> _GIVEN TASK_
Show each line that has the string "Enterprises" in it.

> _Stored entries_
***

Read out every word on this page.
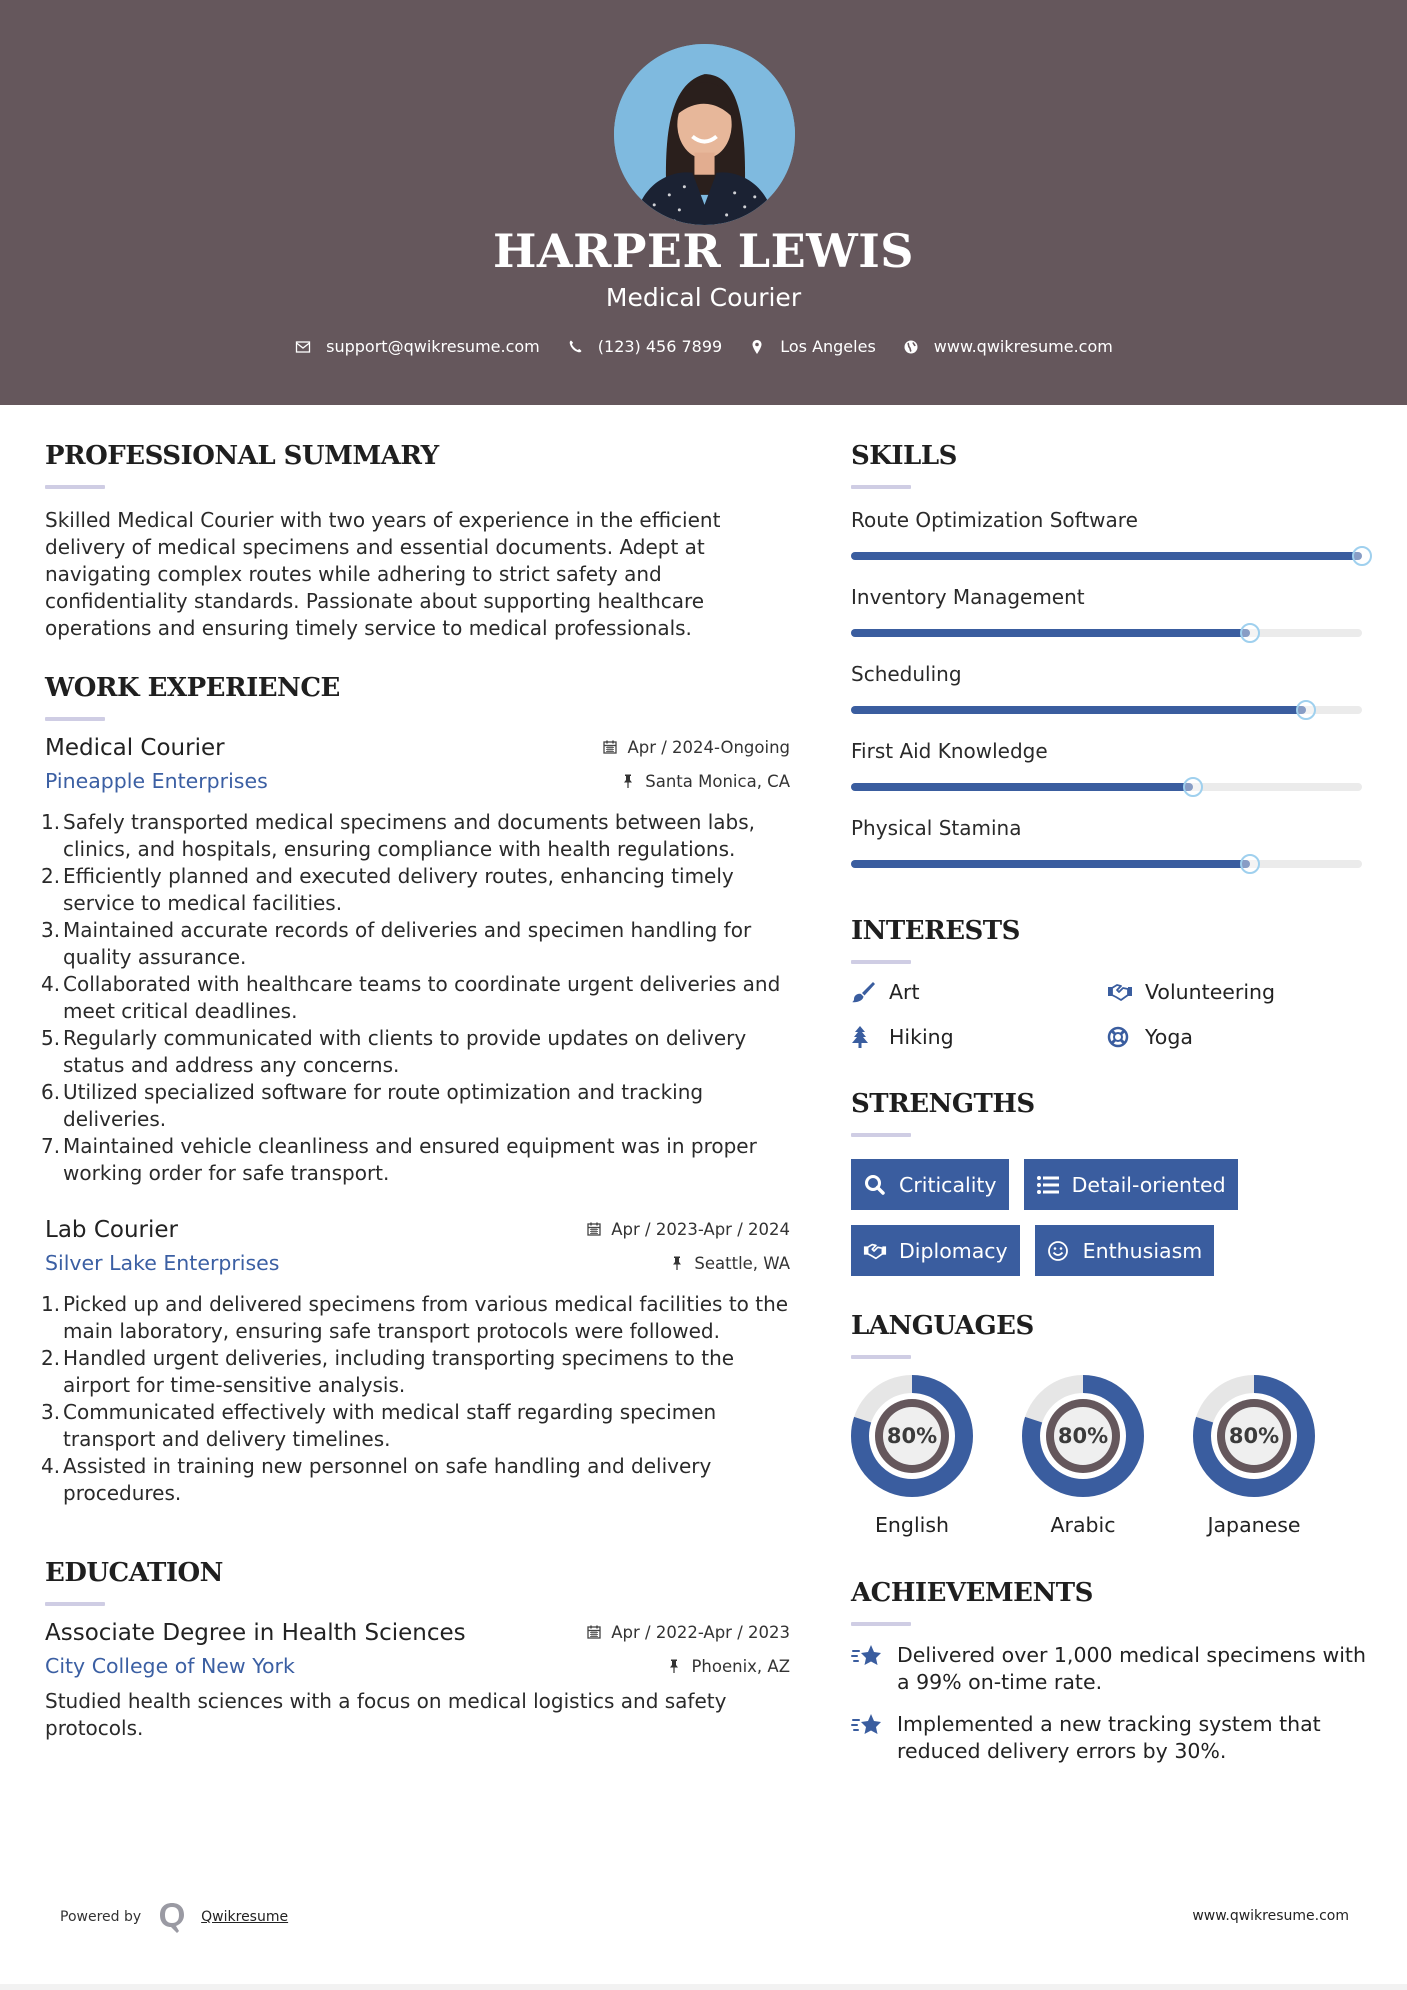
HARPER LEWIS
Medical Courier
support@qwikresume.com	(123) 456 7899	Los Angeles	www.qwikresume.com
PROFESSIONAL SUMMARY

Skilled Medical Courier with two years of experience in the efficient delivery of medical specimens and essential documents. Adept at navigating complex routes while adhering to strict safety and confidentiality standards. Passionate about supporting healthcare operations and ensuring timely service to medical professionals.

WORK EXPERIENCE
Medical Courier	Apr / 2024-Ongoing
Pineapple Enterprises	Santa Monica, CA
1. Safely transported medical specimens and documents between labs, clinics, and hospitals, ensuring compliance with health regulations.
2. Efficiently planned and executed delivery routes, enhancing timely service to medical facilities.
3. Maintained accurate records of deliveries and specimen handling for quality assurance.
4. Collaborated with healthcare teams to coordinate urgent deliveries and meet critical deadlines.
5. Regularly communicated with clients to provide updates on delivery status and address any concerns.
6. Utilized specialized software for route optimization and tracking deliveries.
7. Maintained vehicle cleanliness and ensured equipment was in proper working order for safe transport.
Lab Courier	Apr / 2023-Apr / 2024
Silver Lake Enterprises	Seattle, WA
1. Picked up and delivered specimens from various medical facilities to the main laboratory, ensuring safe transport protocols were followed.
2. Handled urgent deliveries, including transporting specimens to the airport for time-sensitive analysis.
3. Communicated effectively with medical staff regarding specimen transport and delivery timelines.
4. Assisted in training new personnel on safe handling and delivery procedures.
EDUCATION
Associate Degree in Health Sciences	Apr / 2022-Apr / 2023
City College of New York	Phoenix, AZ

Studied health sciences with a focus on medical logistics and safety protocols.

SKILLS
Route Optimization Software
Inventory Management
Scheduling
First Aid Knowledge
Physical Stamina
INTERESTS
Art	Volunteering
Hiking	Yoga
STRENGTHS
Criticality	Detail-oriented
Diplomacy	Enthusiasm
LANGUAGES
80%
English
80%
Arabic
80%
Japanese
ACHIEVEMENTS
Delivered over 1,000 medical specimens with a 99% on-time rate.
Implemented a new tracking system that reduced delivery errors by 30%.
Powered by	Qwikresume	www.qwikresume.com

***

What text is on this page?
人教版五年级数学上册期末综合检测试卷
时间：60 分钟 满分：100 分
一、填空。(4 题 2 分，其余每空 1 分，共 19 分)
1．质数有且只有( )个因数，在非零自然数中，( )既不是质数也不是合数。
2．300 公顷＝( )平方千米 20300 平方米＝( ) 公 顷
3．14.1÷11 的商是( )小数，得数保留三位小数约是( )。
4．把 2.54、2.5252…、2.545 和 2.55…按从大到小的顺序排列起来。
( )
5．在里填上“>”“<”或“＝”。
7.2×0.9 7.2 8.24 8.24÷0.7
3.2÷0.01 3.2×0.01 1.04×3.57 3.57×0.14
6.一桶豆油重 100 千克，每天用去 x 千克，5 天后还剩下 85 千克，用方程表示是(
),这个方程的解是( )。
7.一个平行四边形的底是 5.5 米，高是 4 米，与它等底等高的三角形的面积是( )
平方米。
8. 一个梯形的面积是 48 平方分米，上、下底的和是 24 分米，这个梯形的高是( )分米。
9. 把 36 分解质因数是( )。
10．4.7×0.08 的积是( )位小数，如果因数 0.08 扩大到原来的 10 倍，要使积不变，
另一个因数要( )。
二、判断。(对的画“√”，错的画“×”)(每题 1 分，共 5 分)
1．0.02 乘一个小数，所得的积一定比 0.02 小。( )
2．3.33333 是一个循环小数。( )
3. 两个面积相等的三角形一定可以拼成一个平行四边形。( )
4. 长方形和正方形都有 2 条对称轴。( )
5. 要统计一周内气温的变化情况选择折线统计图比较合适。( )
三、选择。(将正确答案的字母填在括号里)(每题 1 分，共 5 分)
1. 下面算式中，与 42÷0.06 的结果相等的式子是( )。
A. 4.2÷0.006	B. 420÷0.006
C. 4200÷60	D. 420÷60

***

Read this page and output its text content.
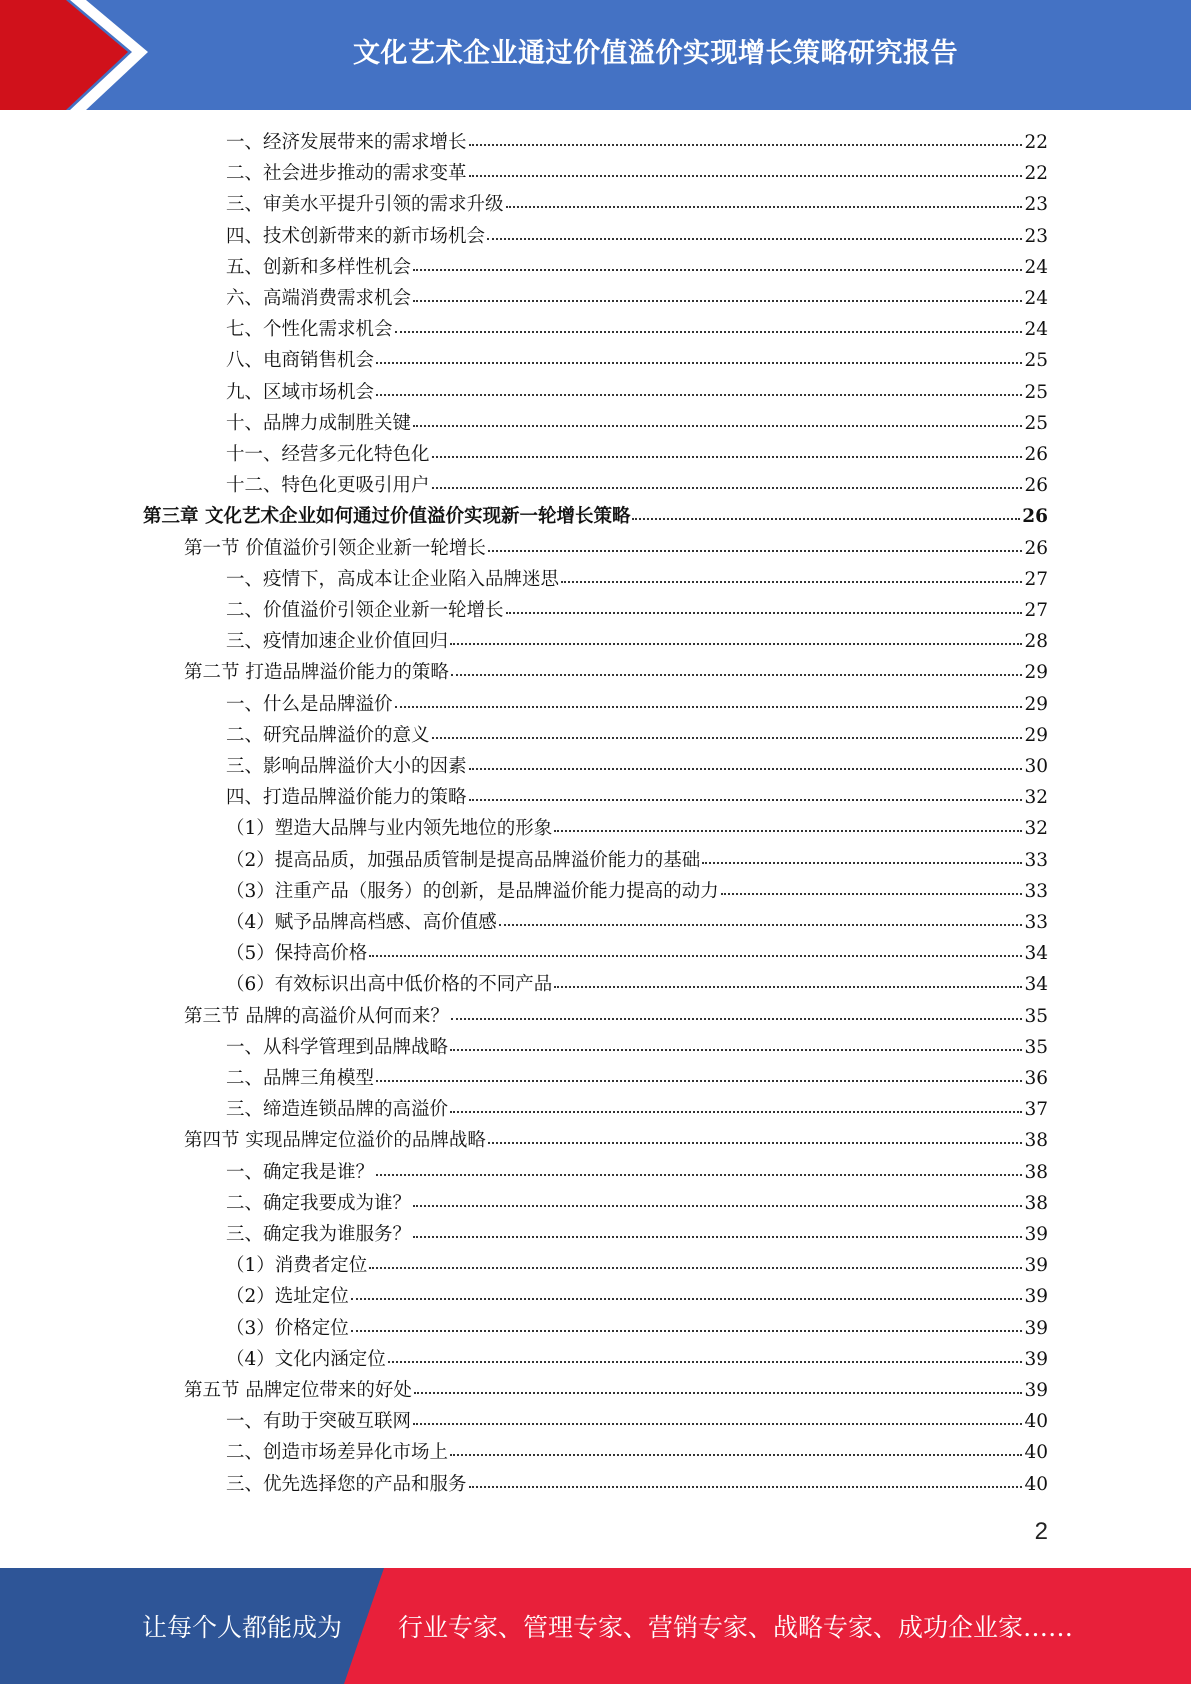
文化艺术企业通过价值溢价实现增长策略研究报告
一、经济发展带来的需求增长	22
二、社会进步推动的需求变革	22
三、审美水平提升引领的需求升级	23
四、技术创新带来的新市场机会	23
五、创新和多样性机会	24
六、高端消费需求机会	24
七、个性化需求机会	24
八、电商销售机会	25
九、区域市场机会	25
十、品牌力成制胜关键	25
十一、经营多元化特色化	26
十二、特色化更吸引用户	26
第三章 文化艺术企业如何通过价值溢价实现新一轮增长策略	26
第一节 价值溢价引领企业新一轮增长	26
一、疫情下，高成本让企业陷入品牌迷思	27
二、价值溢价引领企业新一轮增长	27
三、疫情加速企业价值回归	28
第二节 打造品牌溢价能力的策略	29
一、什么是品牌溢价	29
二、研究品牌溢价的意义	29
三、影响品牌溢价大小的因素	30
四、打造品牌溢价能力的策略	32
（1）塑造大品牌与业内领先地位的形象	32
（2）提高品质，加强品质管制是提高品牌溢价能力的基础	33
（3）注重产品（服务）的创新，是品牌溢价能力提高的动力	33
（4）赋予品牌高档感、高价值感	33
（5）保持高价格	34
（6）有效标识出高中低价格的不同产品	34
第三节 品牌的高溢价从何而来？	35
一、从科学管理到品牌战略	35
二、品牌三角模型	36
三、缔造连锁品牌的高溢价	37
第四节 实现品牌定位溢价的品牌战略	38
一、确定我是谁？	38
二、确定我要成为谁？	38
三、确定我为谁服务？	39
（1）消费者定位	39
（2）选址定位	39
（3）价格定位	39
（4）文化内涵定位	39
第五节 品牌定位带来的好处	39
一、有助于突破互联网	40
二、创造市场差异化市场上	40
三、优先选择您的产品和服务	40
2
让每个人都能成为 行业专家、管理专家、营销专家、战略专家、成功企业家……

***

> _REPLY TO THE EXERCISE_
Pineapple Enterprises	Santa Monica, CA
Silver Lake Enterprises	Seattle, WA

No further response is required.